[Saved entries]
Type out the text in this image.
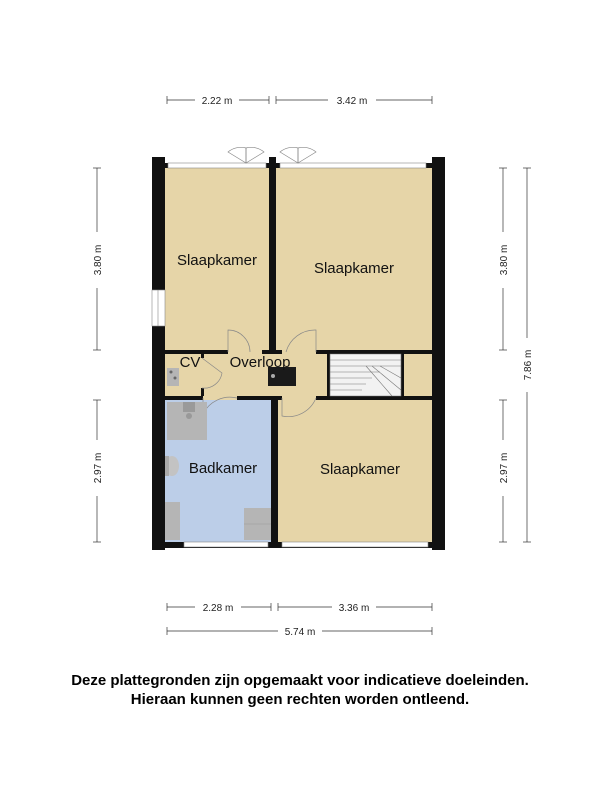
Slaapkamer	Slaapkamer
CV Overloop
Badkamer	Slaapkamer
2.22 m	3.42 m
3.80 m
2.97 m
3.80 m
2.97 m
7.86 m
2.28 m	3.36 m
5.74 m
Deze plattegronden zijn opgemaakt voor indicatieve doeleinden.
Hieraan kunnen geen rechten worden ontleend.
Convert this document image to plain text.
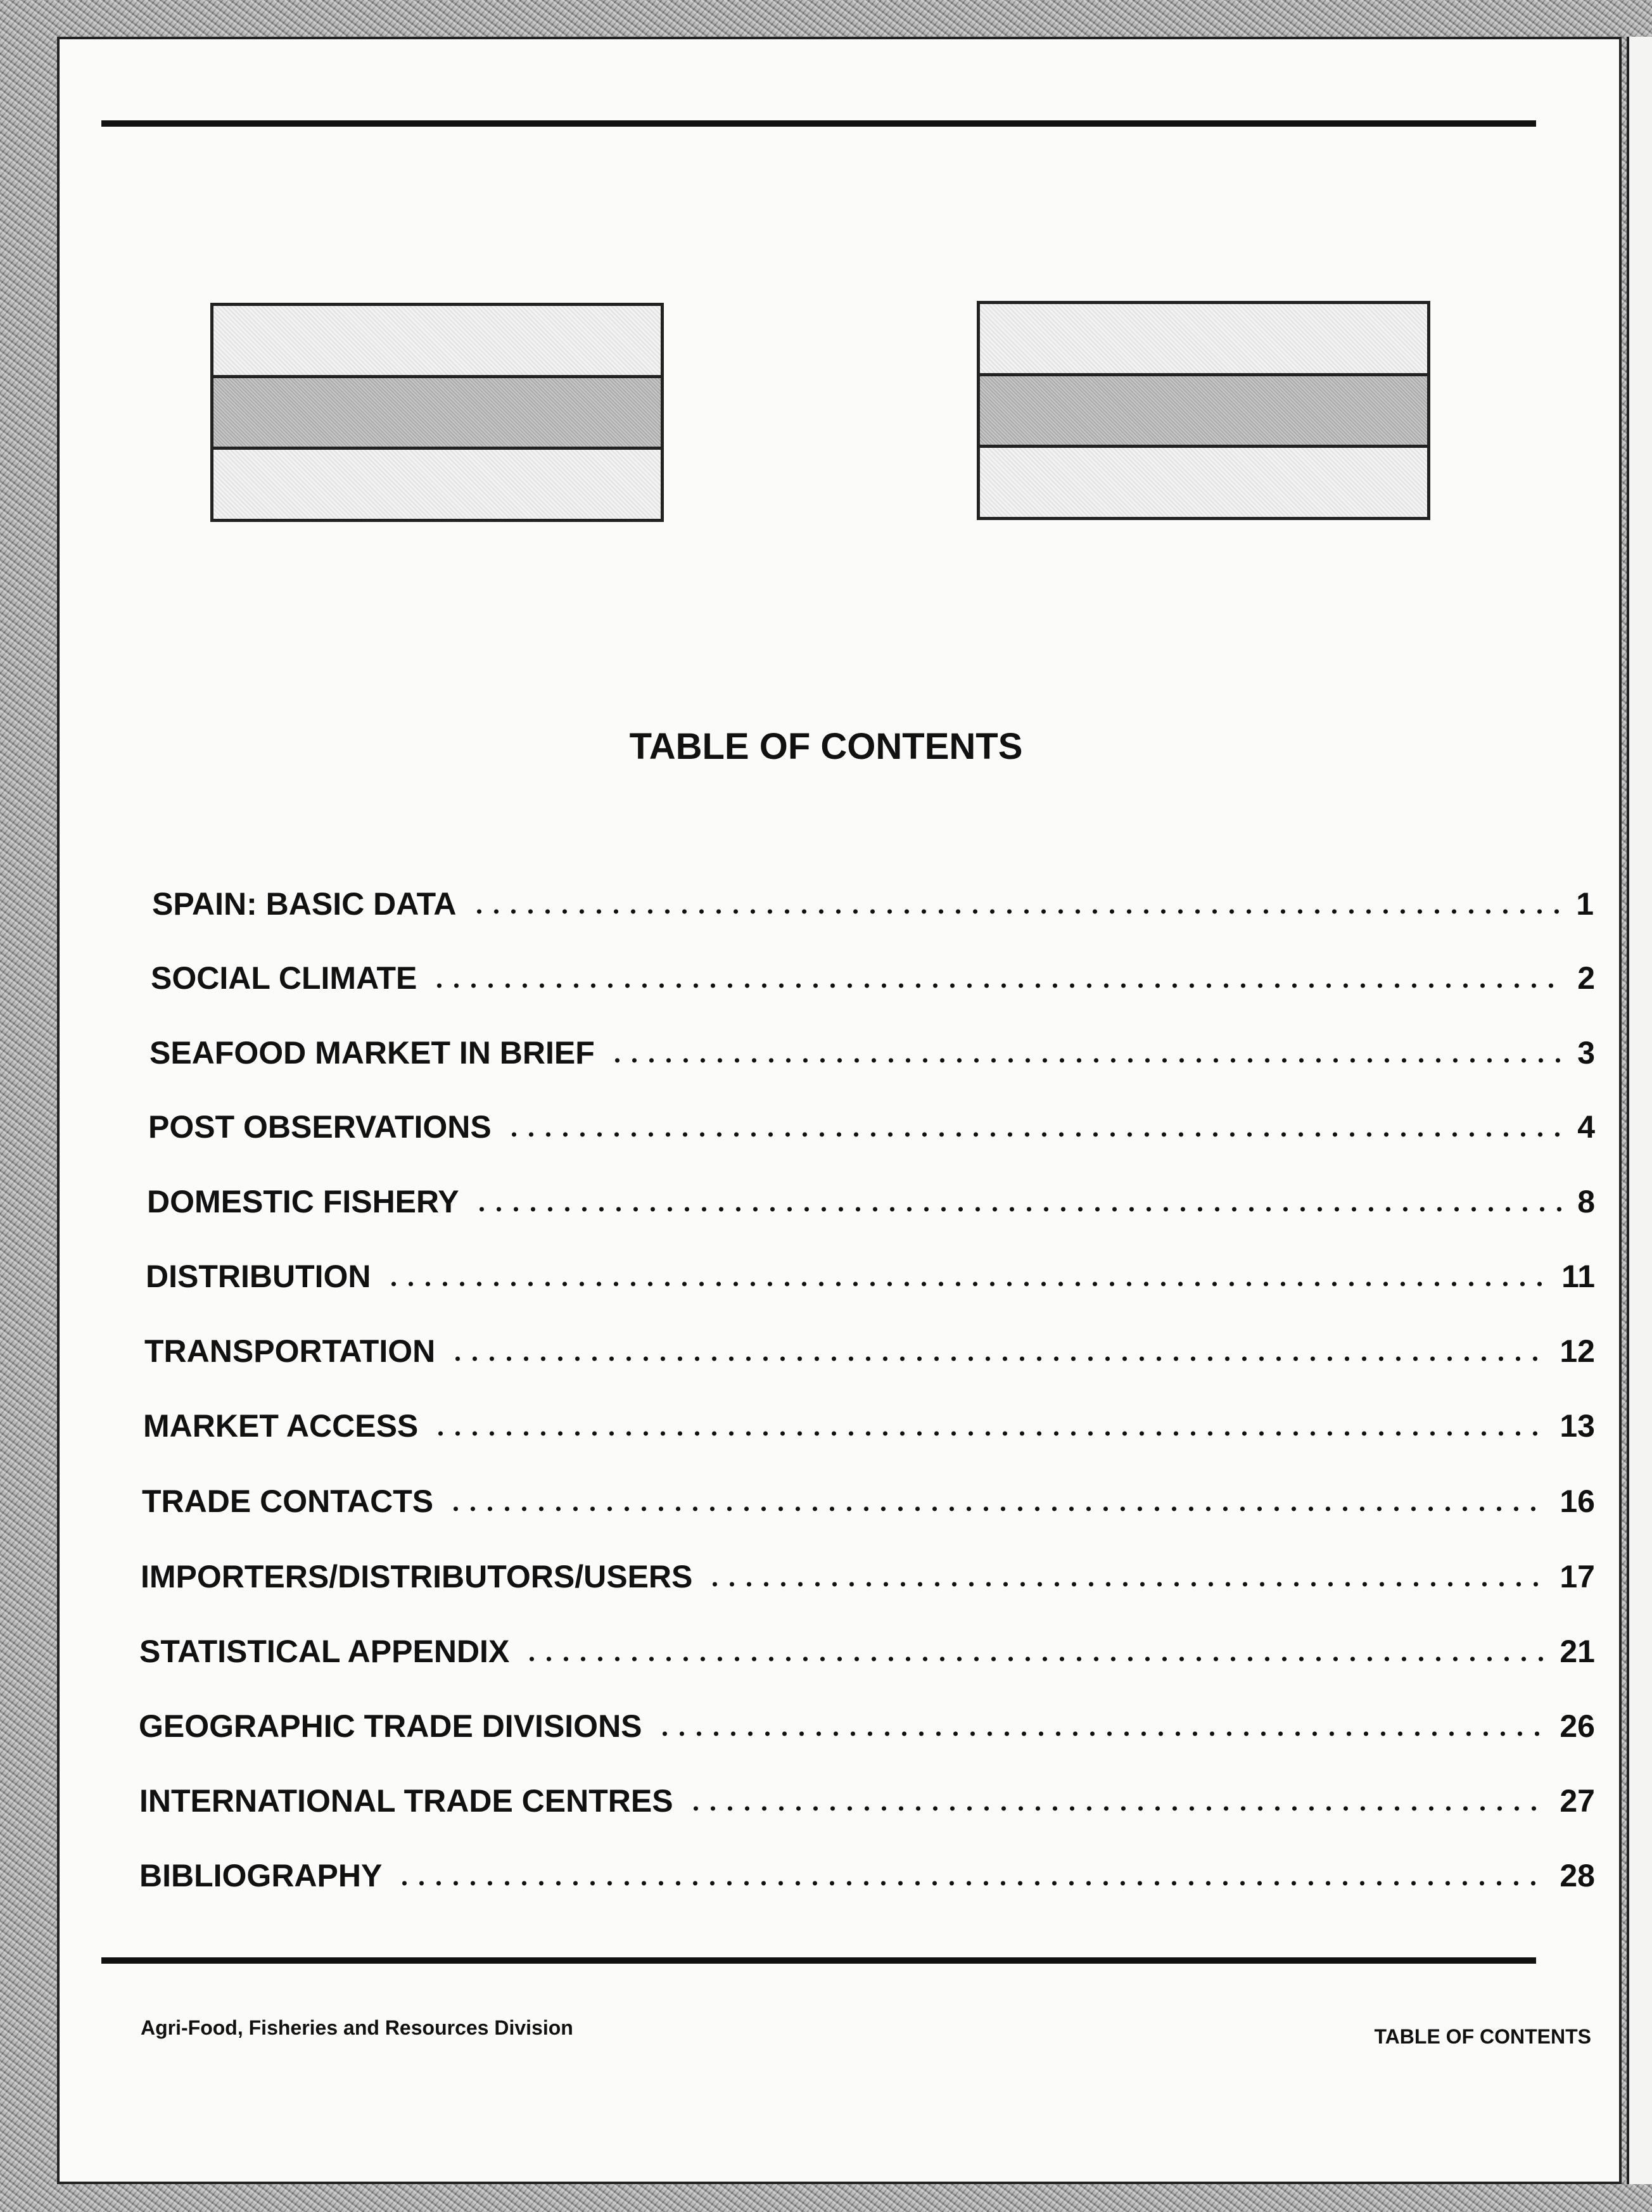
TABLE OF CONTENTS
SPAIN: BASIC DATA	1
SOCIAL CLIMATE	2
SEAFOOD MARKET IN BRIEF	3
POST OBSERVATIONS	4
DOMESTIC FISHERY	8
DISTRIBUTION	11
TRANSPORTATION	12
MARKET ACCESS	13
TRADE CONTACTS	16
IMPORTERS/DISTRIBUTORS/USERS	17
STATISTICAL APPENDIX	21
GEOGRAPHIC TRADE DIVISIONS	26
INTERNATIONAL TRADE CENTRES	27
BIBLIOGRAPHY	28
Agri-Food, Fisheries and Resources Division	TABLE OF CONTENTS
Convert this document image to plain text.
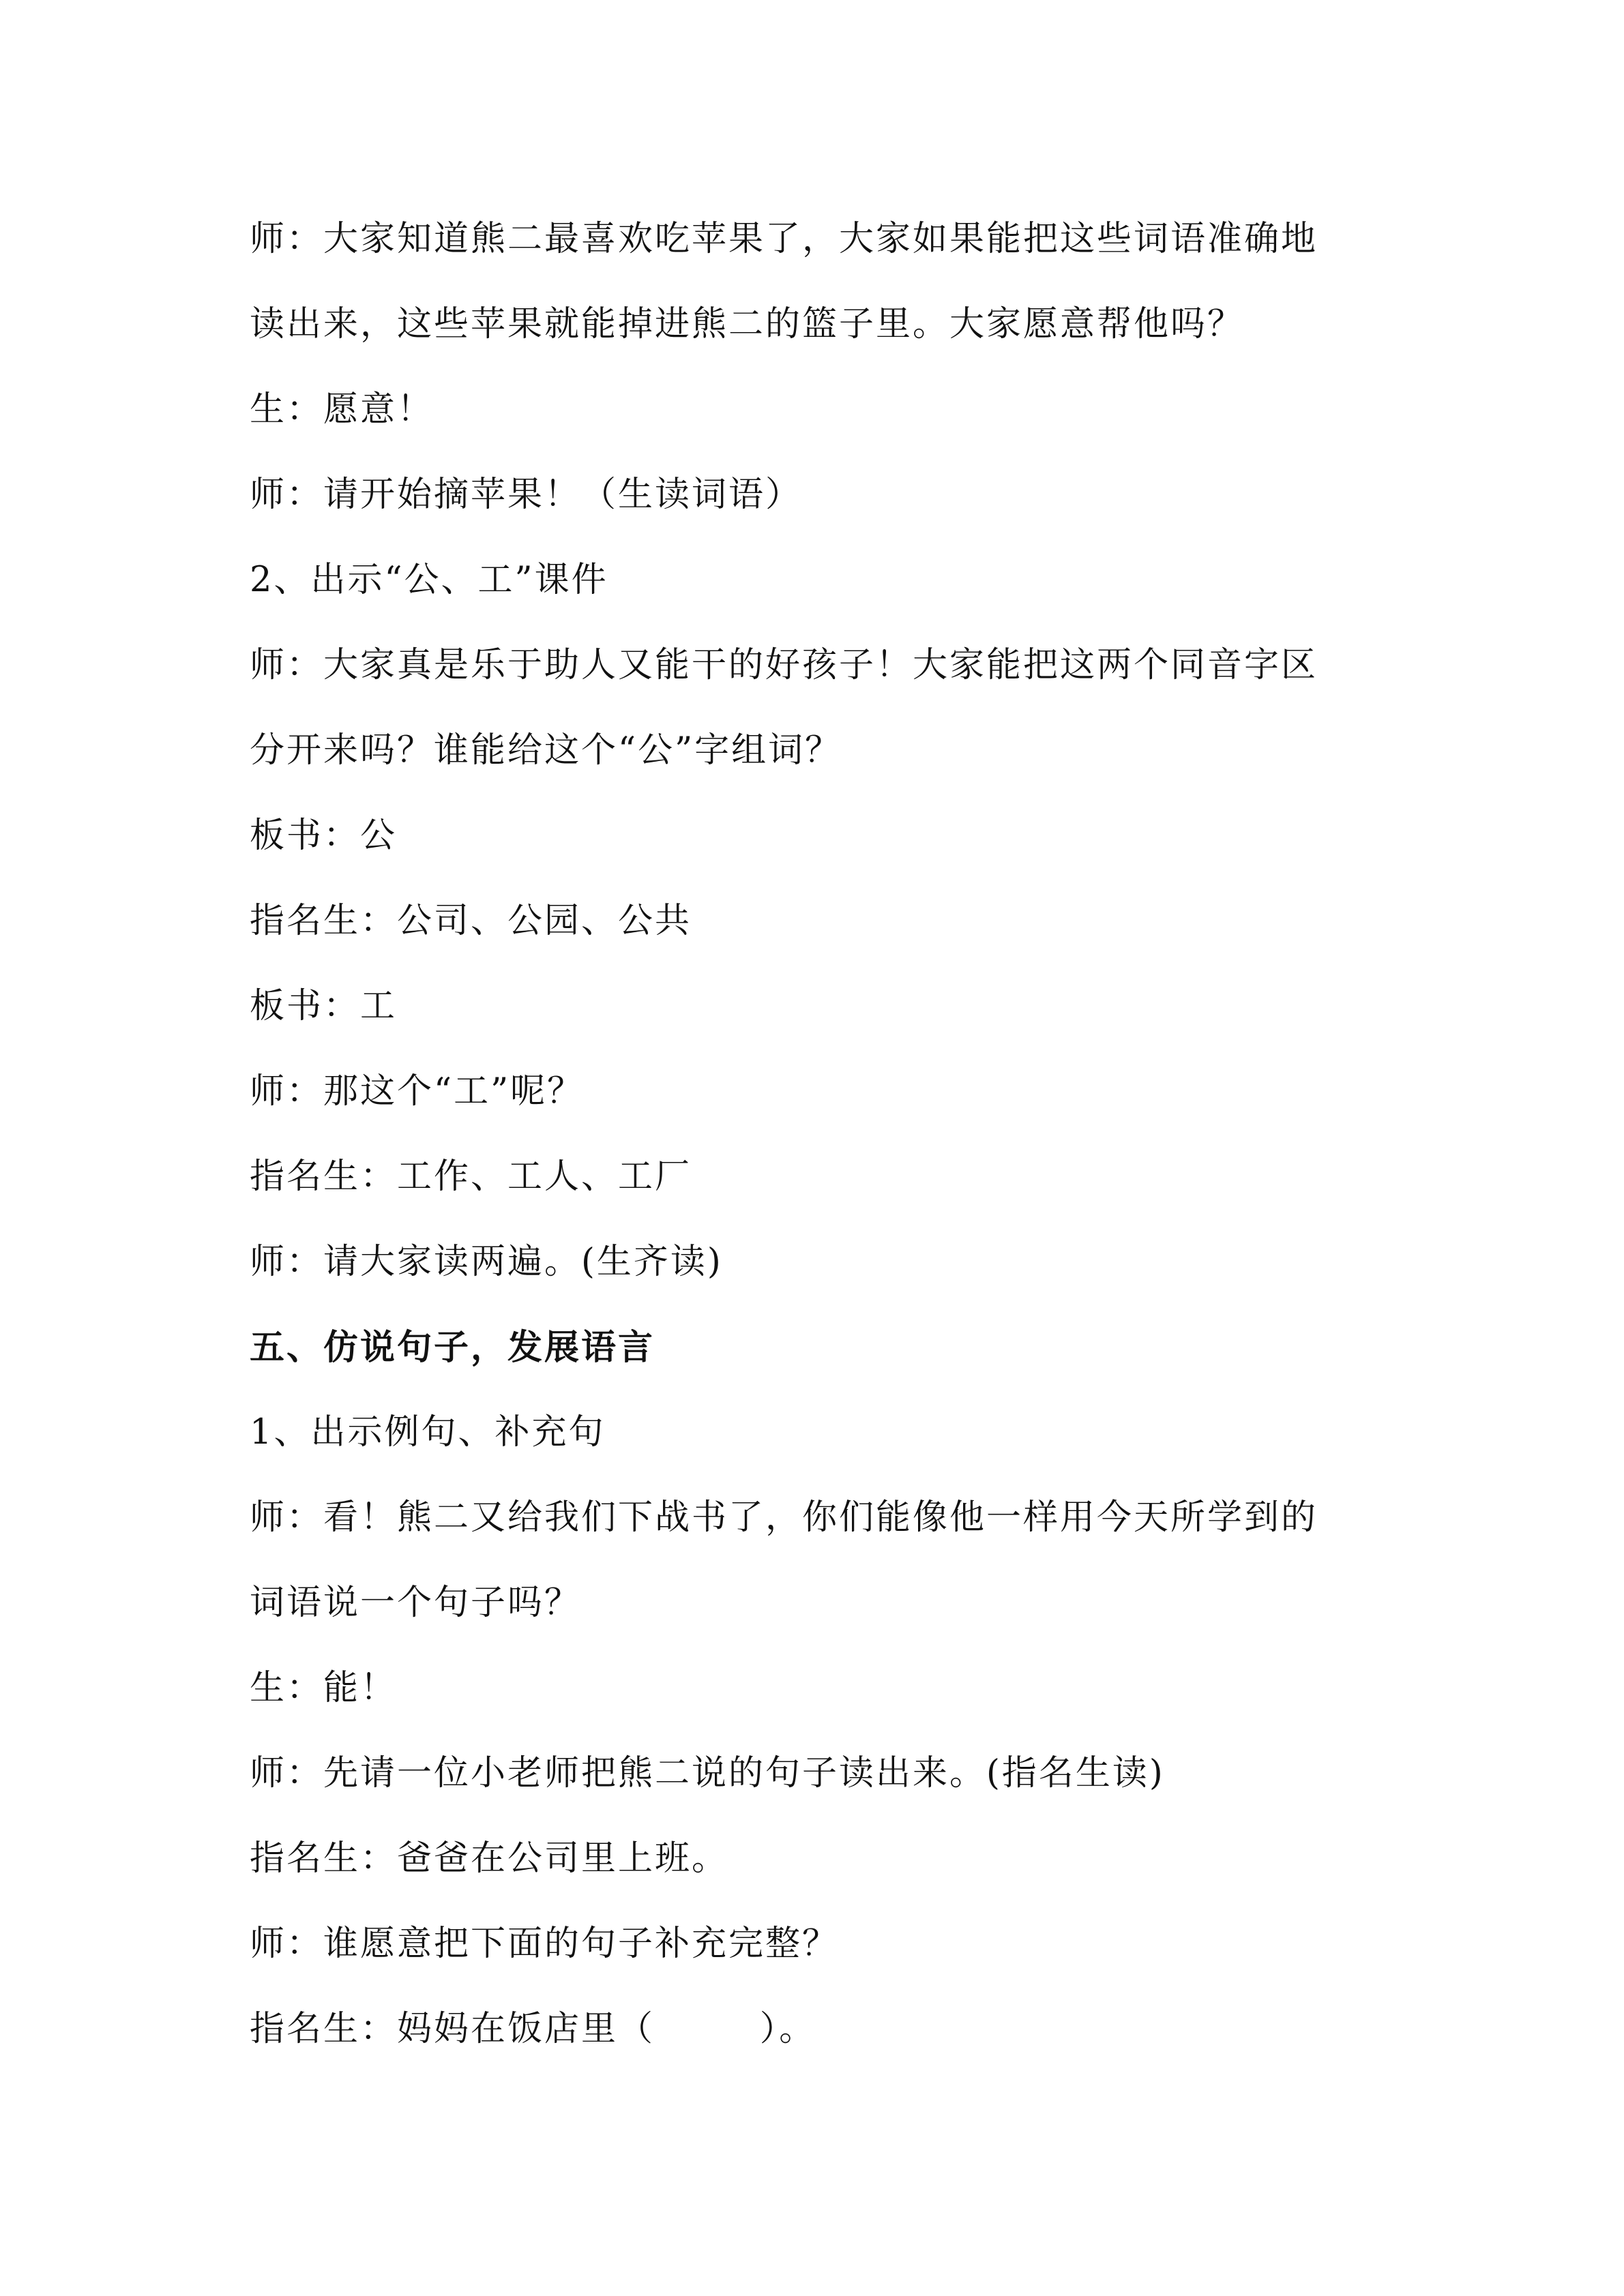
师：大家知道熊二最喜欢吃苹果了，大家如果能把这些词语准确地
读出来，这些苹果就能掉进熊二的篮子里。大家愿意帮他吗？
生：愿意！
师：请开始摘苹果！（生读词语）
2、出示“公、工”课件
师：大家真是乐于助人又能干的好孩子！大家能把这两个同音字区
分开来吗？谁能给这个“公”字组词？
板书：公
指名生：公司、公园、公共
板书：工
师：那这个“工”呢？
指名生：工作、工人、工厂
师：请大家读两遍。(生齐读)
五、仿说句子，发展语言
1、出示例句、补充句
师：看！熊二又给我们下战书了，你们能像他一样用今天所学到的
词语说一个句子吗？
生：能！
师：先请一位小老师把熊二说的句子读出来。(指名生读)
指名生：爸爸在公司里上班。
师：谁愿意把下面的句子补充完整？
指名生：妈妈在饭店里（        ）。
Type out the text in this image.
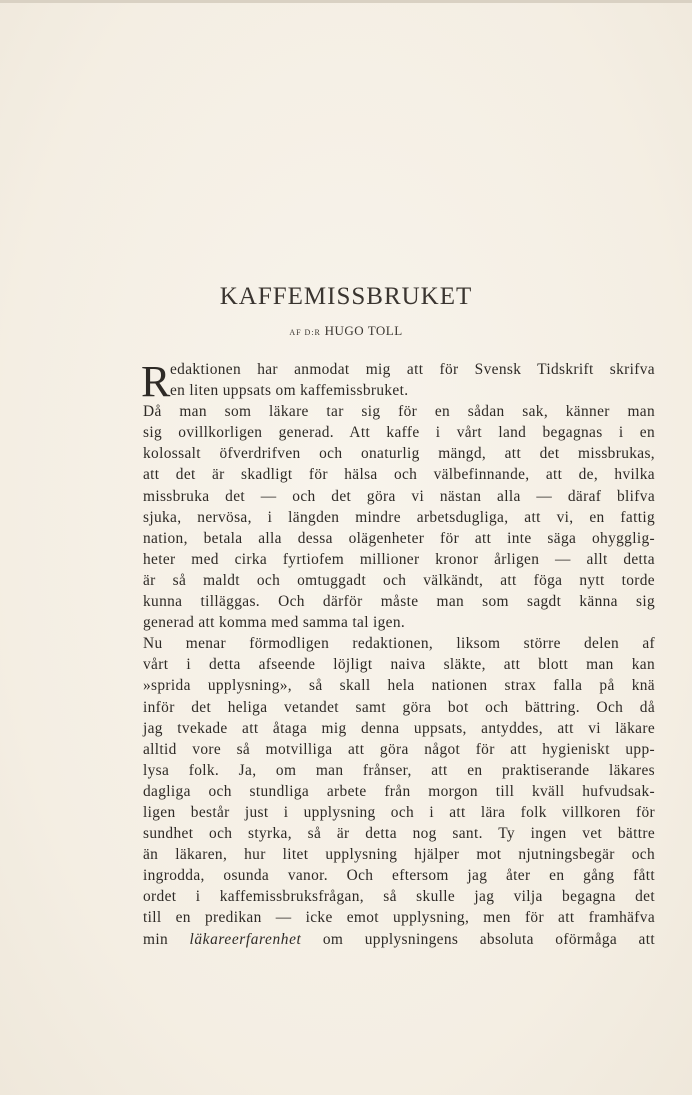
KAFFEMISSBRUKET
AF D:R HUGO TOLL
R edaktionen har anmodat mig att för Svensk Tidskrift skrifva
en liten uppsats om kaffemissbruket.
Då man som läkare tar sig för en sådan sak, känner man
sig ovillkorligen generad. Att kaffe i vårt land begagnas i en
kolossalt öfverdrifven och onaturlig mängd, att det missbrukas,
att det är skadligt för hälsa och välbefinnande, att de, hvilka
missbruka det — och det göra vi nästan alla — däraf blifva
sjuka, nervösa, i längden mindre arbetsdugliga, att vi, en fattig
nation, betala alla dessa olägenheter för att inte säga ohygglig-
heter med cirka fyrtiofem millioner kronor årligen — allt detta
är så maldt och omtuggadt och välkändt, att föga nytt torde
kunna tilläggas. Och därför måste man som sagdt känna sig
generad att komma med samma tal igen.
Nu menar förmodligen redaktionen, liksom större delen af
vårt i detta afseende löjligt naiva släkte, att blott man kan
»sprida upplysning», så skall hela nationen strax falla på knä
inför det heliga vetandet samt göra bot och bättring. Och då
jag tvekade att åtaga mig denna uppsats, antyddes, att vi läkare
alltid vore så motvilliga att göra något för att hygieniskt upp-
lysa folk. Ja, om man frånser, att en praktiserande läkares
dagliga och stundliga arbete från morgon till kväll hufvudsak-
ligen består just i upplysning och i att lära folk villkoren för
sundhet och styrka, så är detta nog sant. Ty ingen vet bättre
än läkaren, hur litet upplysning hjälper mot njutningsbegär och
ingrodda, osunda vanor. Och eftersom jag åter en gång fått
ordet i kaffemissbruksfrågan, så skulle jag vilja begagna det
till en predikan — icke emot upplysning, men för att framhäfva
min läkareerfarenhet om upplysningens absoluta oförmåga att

§ **Objective**
Spot every line that holds "detta" and copy it.

§ **Expected answer**
heter med cirka fyrtiofem millioner kronor årligen — allt detta
vårt i detta afseende löjligt naiva släkte, att blott man kan
sundhet och styrka, så är detta nog sant. Ty ingen vet bättre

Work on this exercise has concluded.